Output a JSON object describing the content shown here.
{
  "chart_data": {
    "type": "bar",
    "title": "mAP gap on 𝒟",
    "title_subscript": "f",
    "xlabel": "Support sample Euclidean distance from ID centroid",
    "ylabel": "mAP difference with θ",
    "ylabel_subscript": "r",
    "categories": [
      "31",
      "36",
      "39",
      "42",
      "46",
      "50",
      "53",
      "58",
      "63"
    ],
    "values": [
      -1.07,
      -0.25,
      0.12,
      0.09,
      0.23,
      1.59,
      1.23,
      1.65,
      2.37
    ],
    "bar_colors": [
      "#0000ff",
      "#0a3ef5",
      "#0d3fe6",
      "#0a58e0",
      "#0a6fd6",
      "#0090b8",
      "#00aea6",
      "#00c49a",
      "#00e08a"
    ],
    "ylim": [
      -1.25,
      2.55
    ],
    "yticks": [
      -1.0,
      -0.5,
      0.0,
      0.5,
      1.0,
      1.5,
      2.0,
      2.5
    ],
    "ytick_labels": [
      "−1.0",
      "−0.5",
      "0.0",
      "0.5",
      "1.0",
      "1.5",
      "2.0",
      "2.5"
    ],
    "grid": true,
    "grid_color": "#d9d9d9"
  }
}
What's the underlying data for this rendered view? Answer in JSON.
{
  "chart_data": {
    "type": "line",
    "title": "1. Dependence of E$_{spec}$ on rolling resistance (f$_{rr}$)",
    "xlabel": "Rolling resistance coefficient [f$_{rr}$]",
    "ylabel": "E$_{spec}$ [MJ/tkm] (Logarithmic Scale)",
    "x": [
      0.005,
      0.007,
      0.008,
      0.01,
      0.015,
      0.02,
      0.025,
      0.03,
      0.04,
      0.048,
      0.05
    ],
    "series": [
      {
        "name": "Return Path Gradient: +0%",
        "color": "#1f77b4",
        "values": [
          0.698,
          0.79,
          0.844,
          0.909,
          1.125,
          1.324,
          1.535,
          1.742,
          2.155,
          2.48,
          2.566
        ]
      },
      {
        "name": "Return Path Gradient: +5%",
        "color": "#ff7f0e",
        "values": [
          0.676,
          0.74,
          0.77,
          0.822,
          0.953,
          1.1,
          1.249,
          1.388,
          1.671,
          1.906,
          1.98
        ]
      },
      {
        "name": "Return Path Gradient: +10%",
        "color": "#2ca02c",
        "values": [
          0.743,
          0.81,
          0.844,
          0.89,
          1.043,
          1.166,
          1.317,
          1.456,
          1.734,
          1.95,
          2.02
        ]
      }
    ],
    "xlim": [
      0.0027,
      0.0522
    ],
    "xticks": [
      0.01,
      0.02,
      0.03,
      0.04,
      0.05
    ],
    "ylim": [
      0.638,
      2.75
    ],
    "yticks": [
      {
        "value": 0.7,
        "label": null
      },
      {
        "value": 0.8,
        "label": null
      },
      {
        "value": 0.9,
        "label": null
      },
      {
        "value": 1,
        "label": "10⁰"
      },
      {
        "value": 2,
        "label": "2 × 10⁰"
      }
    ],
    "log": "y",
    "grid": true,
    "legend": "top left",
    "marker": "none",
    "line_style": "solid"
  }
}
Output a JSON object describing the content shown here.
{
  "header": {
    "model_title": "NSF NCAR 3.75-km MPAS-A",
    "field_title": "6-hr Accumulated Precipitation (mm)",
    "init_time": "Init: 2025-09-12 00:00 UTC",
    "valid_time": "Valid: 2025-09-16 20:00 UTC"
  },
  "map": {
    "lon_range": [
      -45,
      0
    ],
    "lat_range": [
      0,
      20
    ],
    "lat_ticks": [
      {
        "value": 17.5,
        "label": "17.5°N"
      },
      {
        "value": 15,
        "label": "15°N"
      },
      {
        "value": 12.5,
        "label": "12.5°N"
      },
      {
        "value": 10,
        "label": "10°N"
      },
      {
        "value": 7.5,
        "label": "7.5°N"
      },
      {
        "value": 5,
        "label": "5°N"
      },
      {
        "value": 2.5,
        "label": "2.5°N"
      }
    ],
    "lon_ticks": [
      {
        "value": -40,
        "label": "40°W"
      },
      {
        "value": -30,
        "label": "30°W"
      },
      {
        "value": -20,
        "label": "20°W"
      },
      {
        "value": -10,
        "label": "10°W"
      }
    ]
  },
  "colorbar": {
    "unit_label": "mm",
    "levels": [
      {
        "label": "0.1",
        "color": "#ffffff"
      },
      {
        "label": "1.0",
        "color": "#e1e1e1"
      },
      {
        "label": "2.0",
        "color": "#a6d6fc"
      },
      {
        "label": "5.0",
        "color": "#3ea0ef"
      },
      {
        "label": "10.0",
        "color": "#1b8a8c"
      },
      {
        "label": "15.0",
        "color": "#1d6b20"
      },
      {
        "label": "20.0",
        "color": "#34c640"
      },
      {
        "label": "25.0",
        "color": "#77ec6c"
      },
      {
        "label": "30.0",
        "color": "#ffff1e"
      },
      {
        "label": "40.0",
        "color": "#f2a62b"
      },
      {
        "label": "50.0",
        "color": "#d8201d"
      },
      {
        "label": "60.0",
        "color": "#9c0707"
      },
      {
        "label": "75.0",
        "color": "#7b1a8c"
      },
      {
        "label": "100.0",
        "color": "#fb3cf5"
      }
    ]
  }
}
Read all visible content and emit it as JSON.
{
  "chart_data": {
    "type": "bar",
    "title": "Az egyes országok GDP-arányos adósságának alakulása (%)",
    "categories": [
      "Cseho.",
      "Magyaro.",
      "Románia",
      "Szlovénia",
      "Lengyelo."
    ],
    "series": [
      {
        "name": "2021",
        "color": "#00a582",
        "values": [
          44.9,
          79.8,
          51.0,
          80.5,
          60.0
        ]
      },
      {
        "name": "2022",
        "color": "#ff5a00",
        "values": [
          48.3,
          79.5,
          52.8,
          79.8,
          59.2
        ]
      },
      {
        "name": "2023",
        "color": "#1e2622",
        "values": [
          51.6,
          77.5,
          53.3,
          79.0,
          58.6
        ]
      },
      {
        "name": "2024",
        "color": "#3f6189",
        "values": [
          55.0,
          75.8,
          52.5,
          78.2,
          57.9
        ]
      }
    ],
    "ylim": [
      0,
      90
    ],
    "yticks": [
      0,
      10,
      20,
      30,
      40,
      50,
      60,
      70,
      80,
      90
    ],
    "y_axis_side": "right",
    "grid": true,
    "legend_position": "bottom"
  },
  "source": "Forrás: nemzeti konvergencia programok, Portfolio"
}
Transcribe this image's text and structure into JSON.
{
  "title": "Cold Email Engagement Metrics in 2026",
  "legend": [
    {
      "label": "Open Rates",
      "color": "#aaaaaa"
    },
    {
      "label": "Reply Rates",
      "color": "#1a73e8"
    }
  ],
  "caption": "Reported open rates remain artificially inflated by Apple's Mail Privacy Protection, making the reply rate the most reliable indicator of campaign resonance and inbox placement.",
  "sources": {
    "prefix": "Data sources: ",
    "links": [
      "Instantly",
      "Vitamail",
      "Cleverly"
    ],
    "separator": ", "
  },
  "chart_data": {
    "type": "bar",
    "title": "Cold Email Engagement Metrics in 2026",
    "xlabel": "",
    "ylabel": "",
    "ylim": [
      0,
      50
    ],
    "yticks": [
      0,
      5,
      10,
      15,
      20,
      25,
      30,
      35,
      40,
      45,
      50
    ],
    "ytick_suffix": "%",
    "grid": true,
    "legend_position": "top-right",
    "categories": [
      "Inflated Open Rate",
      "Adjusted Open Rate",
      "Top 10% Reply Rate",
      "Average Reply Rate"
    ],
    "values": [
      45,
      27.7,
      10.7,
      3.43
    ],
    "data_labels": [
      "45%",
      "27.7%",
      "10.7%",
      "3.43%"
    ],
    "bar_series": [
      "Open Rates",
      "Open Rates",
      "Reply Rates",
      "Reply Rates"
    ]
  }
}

______

WORK TO COMPLETE. Quote the data above in full, changing nothing.

COMPLETE ANSWER.
Output a JSON object describing the content shown here.
{
  "chart_data": {
    "type": "bar",
    "title": "mAP gap on 𝒟",
    "title_subscript": "f",
    "xlabel": "Support sample Euclidean distance from ID centroid",
    "ylabel": "mAP difference with θ",
    "ylabel_subscript": "r",
    "categories": [
      "31",
      "36",
      "39",
      "42",
      "46",
      "50",
      "53",
      "58",
      "63"
    ],
    "values": [
      -1.07,
      -0.25,
      0.12,
      0.09,
      0.23,
      1.59,
      1.23,
      1.65,
      2.37
    ],
    "bar_colors": [
      "#0000ff",
      "#0a3ef5",
      "#0d3fe6",
      "#0a58e0",
      "#0a6fd6",
      "#0090b8",
      "#00aea6",
      "#00c49a",
      "#00e08a"
    ],
    "ylim": [
      -1.25,
      2.55
    ],
    "yticks": [
      -1.0,
      -0.5,
      0.0,
      0.5,
      1.0,
      1.5,
      2.0,
      2.5
    ],
    "ytick_labels": [
      "−1.0",
      "−0.5",
      "0.0",
      "0.5",
      "1.0",
      "1.5",
      "2.0",
      "2.5"
    ],
    "grid": true,
    "grid_color": "#d9d9d9"
  }
}
What's the underlying data for this rendered view? Answer in JSON.
{
  "chart_data": {
    "type": "line",
    "title": "1. Dependence of E$_{spec}$ on rolling resistance (f$_{rr}$)",
    "xlabel": "Rolling resistance coefficient [f$_{rr}$]",
    "ylabel": "E$_{spec}$ [MJ/tkm] (Logarithmic Scale)",
    "x": [
      0.005,
      0.007,
      0.008,
      0.01,
      0.015,
      0.02,
      0.025,
      0.03,
      0.04,
      0.048,
      0.05
    ],
    "series": [
      {
        "name": "Return Path Gradient: +0%",
        "color": "#1f77b4",
        "values": [
          0.698,
          0.79,
          0.844,
          0.909,
          1.125,
          1.324,
          1.535,
          1.742,
          2.155,
          2.48,
          2.566
        ]
      },
      {
        "name": "Return Path Gradient: +5%",
        "color": "#ff7f0e",
        "values": [
          0.676,
          0.74,
          0.77,
          0.822,
          0.953,
          1.1,
          1.249,
          1.388,
          1.671,
          1.906,
          1.98
        ]
      },
      {
        "name": "Return Path Gradient: +10%",
        "color": "#2ca02c",
        "values": [
          0.743,
          0.81,
          0.844,
          0.89,
          1.043,
          1.166,
          1.317,
          1.456,
          1.734,
          1.95,
          2.02
        ]
      }
    ],
    "xlim": [
      0.0027,
      0.0522
    ],
    "xticks": [
      0.01,
      0.02,
      0.03,
      0.04,
      0.05
    ],
    "ylim": [
      0.638,
      2.75
    ],
    "yticks": [
      {
        "value": 0.7,
        "label": null
      },
      {
        "value": 0.8,
        "label": null
      },
      {
        "value": 0.9,
        "label": null
      },
      {
        "value": 1,
        "label": "10⁰"
      },
      {
        "value": 2,
        "label": "2 × 10⁰"
      }
    ],
    "log": "y",
    "grid": true,
    "legend": "top left",
    "marker": "none",
    "line_style": "solid"
  }
}
Output a JSON object describing the content shown here.
{
  "header": {
    "model_title": "NSF NCAR 3.75-km MPAS-A",
    "field_title": "6-hr Accumulated Precipitation (mm)",
    "init_time": "Init: 2025-09-12 00:00 UTC",
    "valid_time": "Valid: 2025-09-16 20:00 UTC"
  },
  "map": {
    "lon_range": [
      -45,
      0
    ],
    "lat_range": [
      0,
      20
    ],
    "lat_ticks": [
      {
        "value": 17.5,
        "label": "17.5°N"
      },
      {
        "value": 15,
        "label": "15°N"
      },
      {
        "value": 12.5,
        "label": "12.5°N"
      },
      {
        "value": 10,
        "label": "10°N"
      },
      {
        "value": 7.5,
        "label": "7.5°N"
      },
      {
        "value": 5,
        "label": "5°N"
      },
      {
        "value": 2.5,
        "label": "2.5°N"
      }
    ],
    "lon_ticks": [
      {
        "value": -40,
        "label": "40°W"
      },
      {
        "value": -30,
        "label": "30°W"
      },
      {
        "value": -20,
        "label": "20°W"
      },
      {
        "value": -10,
        "label": "10°W"
      }
    ]
  },
  "colorbar": {
    "unit_label": "mm",
    "levels": [
      {
        "label": "0.1",
        "color": "#ffffff"
      },
      {
        "label": "1.0",
        "color": "#e1e1e1"
      },
      {
        "label": "2.0",
        "color": "#a6d6fc"
      },
      {
        "label": "5.0",
        "color": "#3ea0ef"
      },
      {
        "label": "10.0",
        "color": "#1b8a8c"
      },
      {
        "label": "15.0",
        "color": "#1d6b20"
      },
      {
        "label": "20.0",
        "color": "#34c640"
      },
      {
        "label": "25.0",
        "color": "#77ec6c"
      },
      {
        "label": "30.0",
        "color": "#ffff1e"
      },
      {
        "label": "40.0",
        "color": "#f2a62b"
      },
      {
        "label": "50.0",
        "color": "#d8201d"
      },
      {
        "label": "60.0",
        "color": "#9c0707"
      },
      {
        "label": "75.0",
        "color": "#7b1a8c"
      },
      {
        "label": "100.0",
        "color": "#fb3cf5"
      }
    ]
  }
}
Read all visible content and emit it as JSON.
{
  "chart_data": {
    "type": "bar",
    "title": "Az egyes országok GDP-arányos adósságának alakulása (%)",
    "categories": [
      "Cseho.",
      "Magyaro.",
      "Románia",
      "Szlovénia",
      "Lengyelo."
    ],
    "series": [
      {
        "name": "2021",
        "color": "#00a582",
        "values": [
          44.9,
          79.8,
          51.0,
          80.5,
          60.0
        ]
      },
      {
        "name": "2022",
        "color": "#ff5a00",
        "values": [
          48.3,
          79.5,
          52.8,
          79.8,
          59.2
        ]
      },
      {
        "name": "2023",
        "color": "#1e2622",
        "values": [
          51.6,
          77.5,
          53.3,
          79.0,
          58.6
        ]
      },
      {
        "name": "2024",
        "color": "#3f6189",
        "values": [
          55.0,
          75.8,
          52.5,
          78.2,
          57.9
        ]
      }
    ],
    "ylim": [
      0,
      90
    ],
    "yticks": [
      0,
      10,
      20,
      30,
      40,
      50,
      60,
      70,
      80,
      90
    ],
    "y_axis_side": "right",
    "grid": true,
    "legend_position": "bottom"
  },
  "source": "Forrás: nemzeti konvergencia programok, Portfolio"
}
Transcribe this image's text and structure into JSON.
{
  "title": "Cold Email Engagement Metrics in 2026",
  "legend": [
    {
      "label": "Open Rates",
      "color": "#aaaaaa"
    },
    {
      "label": "Reply Rates",
      "color": "#1a73e8"
    }
  ],
  "caption": "Reported open rates remain artificially inflated by Apple's Mail Privacy Protection, making the reply rate the most reliable indicator of campaign resonance and inbox placement.",
  "sources": {
    "prefix": "Data sources: ",
    "links": [
      "Instantly",
      "Vitamail",
      "Cleverly"
    ],
    "separator": ", "
  },
  "chart_data": {
    "type": "bar",
    "title": "Cold Email Engagement Metrics in 2026",
    "xlabel": "",
    "ylabel": "",
    "ylim": [
      0,
      50
    ],
    "yticks": [
      0,
      5,
      10,
      15,
      20,
      25,
      30,
      35,
      40,
      45,
      50
    ],
    "ytick_suffix": "%",
    "grid": true,
    "legend_position": "top-right",
    "categories": [
      "Inflated Open Rate",
      "Adjusted Open Rate",
      "Top 10% Reply Rate",
      "Average Reply Rate"
    ],
    "values": [
      45,
      27.7,
      10.7,
      3.43
    ],
    "data_labels": [
      "45%",
      "27.7%",
      "10.7%",
      "3.43%"
    ],
    "bar_series": [
      "Open Rates",
      "Open Rates",
      "Reply Rates",
      "Reply Rates"
    ]
  }
}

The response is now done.